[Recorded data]
▬▬▬

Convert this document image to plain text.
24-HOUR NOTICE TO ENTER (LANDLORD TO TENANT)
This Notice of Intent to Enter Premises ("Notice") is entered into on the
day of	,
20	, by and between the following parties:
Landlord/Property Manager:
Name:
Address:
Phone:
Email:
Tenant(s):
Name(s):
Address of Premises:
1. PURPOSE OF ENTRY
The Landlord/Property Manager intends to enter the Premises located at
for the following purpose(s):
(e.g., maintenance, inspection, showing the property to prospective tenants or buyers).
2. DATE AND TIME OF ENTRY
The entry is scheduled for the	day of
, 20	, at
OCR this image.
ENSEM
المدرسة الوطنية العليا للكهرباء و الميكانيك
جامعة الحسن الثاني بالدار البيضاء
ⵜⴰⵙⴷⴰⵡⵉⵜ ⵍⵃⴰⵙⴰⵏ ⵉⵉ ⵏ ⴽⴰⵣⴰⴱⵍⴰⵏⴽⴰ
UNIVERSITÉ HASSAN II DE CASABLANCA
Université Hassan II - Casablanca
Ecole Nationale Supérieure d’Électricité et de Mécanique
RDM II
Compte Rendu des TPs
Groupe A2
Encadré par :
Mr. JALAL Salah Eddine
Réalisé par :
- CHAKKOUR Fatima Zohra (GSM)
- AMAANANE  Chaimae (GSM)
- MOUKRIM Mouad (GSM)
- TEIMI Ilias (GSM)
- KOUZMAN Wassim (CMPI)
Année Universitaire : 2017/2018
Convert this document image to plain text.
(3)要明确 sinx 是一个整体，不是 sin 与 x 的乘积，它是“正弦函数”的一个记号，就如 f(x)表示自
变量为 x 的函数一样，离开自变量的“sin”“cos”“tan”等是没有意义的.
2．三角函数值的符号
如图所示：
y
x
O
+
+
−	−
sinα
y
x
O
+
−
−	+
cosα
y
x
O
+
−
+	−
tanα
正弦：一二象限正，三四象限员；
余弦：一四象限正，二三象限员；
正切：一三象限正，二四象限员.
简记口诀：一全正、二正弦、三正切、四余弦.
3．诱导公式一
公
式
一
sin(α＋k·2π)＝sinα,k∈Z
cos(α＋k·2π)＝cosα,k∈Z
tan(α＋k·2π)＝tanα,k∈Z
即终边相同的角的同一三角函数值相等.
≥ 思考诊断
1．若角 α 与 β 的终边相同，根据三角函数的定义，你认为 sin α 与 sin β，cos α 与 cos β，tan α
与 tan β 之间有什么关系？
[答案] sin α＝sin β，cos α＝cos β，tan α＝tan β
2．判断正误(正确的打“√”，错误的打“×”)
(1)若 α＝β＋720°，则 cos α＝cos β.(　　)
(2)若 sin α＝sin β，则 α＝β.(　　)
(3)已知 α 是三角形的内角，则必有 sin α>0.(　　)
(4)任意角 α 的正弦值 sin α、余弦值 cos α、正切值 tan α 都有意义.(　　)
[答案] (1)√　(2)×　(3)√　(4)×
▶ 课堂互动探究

▬▬▬

Your task — State the number of lines in this listing that contain the string "Premises", and add nothing else.

Result of this task — 3